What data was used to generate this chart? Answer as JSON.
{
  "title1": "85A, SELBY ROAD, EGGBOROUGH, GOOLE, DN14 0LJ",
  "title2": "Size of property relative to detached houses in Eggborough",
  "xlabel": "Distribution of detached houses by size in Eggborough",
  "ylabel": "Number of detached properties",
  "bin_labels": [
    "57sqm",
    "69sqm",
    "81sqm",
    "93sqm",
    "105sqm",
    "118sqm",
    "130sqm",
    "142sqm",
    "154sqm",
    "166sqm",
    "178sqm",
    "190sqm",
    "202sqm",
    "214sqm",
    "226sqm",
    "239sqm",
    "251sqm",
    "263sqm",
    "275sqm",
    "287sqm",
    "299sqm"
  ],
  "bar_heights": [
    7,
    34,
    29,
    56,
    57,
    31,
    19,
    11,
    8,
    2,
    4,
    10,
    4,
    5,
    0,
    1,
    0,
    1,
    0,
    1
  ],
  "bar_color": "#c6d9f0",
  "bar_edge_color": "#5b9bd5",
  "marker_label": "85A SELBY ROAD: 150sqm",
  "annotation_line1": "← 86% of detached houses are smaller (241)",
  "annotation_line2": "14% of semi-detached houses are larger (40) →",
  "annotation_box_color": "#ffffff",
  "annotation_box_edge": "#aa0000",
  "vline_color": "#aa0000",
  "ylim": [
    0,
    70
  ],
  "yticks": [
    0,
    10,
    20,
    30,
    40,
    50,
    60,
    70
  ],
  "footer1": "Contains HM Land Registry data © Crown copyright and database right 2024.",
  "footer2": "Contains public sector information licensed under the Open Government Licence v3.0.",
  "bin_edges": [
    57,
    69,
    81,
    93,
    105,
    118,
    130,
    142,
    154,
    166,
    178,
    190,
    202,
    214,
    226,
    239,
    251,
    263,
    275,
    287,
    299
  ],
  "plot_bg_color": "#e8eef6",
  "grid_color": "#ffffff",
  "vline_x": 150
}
--
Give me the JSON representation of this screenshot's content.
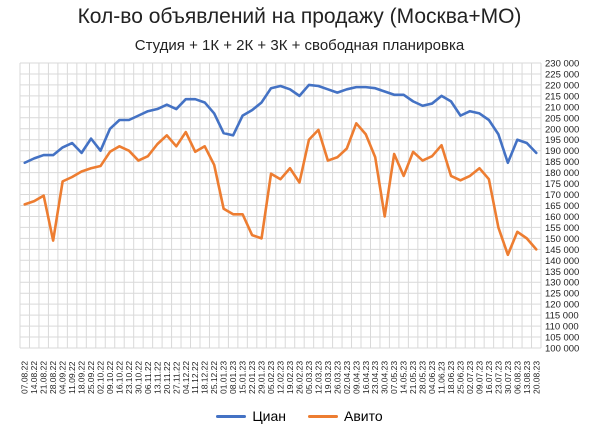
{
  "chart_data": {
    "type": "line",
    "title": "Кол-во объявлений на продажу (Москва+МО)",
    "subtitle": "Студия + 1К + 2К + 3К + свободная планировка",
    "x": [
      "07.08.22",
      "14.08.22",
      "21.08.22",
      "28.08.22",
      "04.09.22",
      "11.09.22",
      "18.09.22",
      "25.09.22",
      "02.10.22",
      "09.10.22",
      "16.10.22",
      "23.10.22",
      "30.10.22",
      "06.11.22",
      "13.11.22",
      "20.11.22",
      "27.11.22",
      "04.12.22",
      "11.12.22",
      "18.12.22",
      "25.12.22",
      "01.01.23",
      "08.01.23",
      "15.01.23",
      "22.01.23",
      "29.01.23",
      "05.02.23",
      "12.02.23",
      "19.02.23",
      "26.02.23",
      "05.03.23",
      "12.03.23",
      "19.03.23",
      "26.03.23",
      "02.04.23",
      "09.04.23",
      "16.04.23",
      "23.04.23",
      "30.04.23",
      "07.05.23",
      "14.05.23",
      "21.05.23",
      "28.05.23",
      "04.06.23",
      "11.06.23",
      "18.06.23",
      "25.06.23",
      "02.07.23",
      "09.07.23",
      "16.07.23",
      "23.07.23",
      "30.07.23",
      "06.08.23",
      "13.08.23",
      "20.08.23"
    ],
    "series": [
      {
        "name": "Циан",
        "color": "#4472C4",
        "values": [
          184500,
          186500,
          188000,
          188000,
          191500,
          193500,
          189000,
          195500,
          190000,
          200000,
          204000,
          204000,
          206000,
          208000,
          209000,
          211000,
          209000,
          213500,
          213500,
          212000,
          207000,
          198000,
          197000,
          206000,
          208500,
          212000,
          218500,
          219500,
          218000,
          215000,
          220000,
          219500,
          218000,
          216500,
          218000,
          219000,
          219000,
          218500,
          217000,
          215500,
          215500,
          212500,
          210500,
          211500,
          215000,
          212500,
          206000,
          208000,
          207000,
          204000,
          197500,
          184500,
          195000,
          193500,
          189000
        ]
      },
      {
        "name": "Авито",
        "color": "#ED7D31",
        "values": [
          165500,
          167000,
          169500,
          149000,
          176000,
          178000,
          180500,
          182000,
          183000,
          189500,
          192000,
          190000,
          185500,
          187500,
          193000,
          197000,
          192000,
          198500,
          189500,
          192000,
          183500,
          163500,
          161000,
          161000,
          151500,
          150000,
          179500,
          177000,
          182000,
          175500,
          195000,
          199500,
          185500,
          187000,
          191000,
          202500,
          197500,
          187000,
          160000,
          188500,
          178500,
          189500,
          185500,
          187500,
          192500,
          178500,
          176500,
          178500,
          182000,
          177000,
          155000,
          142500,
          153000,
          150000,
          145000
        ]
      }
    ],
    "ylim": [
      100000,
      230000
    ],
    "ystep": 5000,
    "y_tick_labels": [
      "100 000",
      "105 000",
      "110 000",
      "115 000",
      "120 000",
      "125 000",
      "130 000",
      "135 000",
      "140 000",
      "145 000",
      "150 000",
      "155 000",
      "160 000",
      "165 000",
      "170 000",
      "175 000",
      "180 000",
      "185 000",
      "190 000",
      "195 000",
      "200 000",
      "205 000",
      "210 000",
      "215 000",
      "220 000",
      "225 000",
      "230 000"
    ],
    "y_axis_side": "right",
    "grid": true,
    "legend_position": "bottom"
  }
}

PROBLEM STATEMENT: Which lines of the data include "this"? Copy each of them.

TASK RESPONSE:
What data was used to generate this chart? Answer as JSON.
Give me the JSON representation of this screenshot's content.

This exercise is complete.